- DESCRIPTION OF THE TASK:
Provide the records once more, identical to the original.
————————
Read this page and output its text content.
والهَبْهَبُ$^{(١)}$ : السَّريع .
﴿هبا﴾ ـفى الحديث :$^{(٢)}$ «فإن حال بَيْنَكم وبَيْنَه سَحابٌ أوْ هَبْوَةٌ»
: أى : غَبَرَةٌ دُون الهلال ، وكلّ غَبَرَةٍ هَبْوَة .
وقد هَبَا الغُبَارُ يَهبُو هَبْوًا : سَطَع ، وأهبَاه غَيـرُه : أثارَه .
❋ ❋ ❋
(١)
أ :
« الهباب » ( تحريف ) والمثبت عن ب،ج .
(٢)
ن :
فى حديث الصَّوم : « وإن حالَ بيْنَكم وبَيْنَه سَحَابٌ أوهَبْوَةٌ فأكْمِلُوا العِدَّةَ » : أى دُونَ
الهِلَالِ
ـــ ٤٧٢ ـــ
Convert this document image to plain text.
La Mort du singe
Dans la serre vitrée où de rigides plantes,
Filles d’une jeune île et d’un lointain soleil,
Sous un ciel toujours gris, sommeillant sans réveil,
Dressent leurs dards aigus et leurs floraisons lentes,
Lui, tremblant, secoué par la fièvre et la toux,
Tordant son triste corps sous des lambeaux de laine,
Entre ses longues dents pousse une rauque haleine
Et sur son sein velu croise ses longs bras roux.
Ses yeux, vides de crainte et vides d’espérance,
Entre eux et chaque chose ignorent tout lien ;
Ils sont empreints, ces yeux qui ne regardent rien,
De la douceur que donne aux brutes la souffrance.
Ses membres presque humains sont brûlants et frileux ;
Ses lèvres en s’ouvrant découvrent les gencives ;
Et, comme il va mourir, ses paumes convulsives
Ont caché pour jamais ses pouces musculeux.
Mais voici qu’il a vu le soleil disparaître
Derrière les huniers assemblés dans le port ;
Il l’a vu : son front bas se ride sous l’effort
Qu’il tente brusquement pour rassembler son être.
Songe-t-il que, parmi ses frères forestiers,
————————
- PROBLEM SOLUTION:
Read this page and output its text content.
والهَبْهَبُ$^{(١)}$ : السَّريع .
﴿هبا﴾ ـفى الحديث :$^{(٢)}$ «فإن حال بَيْنَكم وبَيْنَه سَحابٌ أوْ هَبْوَةٌ»
: أى : غَبَرَةٌ دُون الهلال ، وكلّ غَبَرَةٍ هَبْوَة .
وقد هَبَا الغُبَارُ يَهبُو هَبْوًا : سَطَع ، وأهبَاه غَيـرُه : أثارَه .
❋ ❋ ❋
(١)
أ :
« الهباب » ( تحريف ) والمثبت عن ب،ج .
(٢)
ن :
فى حديث الصَّوم : « وإن حالَ بيْنَكم وبَيْنَه سَحَابٌ أوهَبْوَةٌ فأكْمِلُوا العِدَّةَ » : أى دُونَ
الهِلَالِ
ـــ ٤٧٢ ـــ
Convert this document image to plain text.
La Mort du singe
Dans la serre vitrée où de rigides plantes,
Filles d’une jeune île et d’un lointain soleil,
Sous un ciel toujours gris, sommeillant sans réveil,
Dressent leurs dards aigus et leurs floraisons lentes,
Lui, tremblant, secoué par la fièvre et la toux,
Tordant son triste corps sous des lambeaux de laine,
Entre ses longues dents pousse une rauque haleine
Et sur son sein velu croise ses longs bras roux.
Ses yeux, vides de crainte et vides d’espérance,
Entre eux et chaque chose ignorent tout lien ;
Ils sont empreints, ces yeux qui ne regardent rien,
De la douceur que donne aux brutes la souffrance.
Ses membres presque humains sont brûlants et frileux ;
Ses lèvres en s’ouvrant découvrent les gencives ;
Et, comme il va mourir, ses paumes convulsives
Ont caché pour jamais ses pouces musculeux.
Mais voici qu’il a vu le soleil disparaître
Derrière les huniers assemblés dans le port ;
Il l’a vu : son front bas se ride sous l’effort
Qu’il tente brusquement pour rassembler son être.
Songe-t-il que, parmi ses frères forestiers,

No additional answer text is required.